▶ _Problem requirements_: Could you write out the records below exactly as they appear?

▶ _Data provided_:
** Begin **
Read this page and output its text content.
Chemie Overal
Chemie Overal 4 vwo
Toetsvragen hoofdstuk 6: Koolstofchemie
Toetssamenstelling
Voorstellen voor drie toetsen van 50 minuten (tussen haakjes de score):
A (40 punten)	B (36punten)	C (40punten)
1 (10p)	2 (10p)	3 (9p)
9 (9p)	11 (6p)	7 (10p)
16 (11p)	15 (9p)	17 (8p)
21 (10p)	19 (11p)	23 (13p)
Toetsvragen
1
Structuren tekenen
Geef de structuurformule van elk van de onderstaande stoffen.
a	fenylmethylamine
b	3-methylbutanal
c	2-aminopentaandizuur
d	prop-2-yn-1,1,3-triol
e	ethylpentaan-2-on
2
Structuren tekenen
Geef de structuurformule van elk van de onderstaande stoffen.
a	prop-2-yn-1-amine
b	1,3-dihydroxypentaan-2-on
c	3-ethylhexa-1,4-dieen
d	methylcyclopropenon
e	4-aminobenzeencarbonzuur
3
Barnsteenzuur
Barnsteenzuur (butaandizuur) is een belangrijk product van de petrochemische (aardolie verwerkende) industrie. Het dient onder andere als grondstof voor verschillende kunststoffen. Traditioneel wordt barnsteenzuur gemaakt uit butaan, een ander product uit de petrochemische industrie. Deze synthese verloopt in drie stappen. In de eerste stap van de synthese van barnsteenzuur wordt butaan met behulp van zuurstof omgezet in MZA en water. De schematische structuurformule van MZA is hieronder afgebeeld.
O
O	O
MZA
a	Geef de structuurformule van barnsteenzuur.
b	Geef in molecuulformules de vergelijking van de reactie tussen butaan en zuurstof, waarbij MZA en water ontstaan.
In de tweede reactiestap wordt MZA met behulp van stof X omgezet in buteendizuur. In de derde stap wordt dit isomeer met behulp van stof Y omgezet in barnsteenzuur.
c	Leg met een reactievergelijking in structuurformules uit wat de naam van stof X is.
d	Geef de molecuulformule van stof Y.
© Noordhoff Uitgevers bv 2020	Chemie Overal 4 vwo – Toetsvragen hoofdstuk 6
** End **
▶ _Solution for this problem_:
Read this page and output its text content.
Chemie Overal
Chemie Overal 4 vwo
Toetsvragen hoofdstuk 6: Koolstofchemie
Toetssamenstelling
Voorstellen voor drie toetsen van 50 minuten (tussen haakjes de score):
A (40 punten)	B (36punten)	C (40punten)
1 (10p)	2 (10p)	3 (9p)
9 (9p)	11 (6p)	7 (10p)
16 (11p)	15 (9p)	17 (8p)
21 (10p)	19 (11p)	23 (13p)
Toetsvragen
1
Structuren tekenen
Geef de structuurformule van elk van de onderstaande stoffen.
a	fenylmethylamine
b	3-methylbutanal
c	2-aminopentaandizuur
d	prop-2-yn-1,1,3-triol
e	ethylpentaan-2-on
2
Structuren tekenen
Geef de structuurformule van elk van de onderstaande stoffen.
a	prop-2-yn-1-amine
b	1,3-dihydroxypentaan-2-on
c	3-ethylhexa-1,4-dieen
d	methylcyclopropenon
e	4-aminobenzeencarbonzuur
3
Barnsteenzuur
Barnsteenzuur (butaandizuur) is een belangrijk product van de petrochemische (aardolie verwerkende) industrie. Het dient onder andere als grondstof voor verschillende kunststoffen. Traditioneel wordt barnsteenzuur gemaakt uit butaan, een ander product uit de petrochemische industrie. Deze synthese verloopt in drie stappen. In de eerste stap van de synthese van barnsteenzuur wordt butaan met behulp van zuurstof omgezet in MZA en water. De schematische structuurformule van MZA is hieronder afgebeeld.
O
O	O
MZA
a	Geef de structuurformule van barnsteenzuur.
b	Geef in molecuulformules de vergelijking van de reactie tussen butaan en zuurstof, waarbij MZA en water ontstaan.
In de tweede reactiestap wordt MZA met behulp van stof X omgezet in buteendizuur. In de derde stap wordt dit isomeer met behulp van stof Y omgezet in barnsteenzuur.
c	Leg met een reactievergelijking in structuurformules uit wat de naam van stof X is.
d	Geef de molecuulformule van stof Y.
© Noordhoff Uitgevers bv 2020	Chemie Overal 4 vwo – Toetsvragen hoofdstuk 6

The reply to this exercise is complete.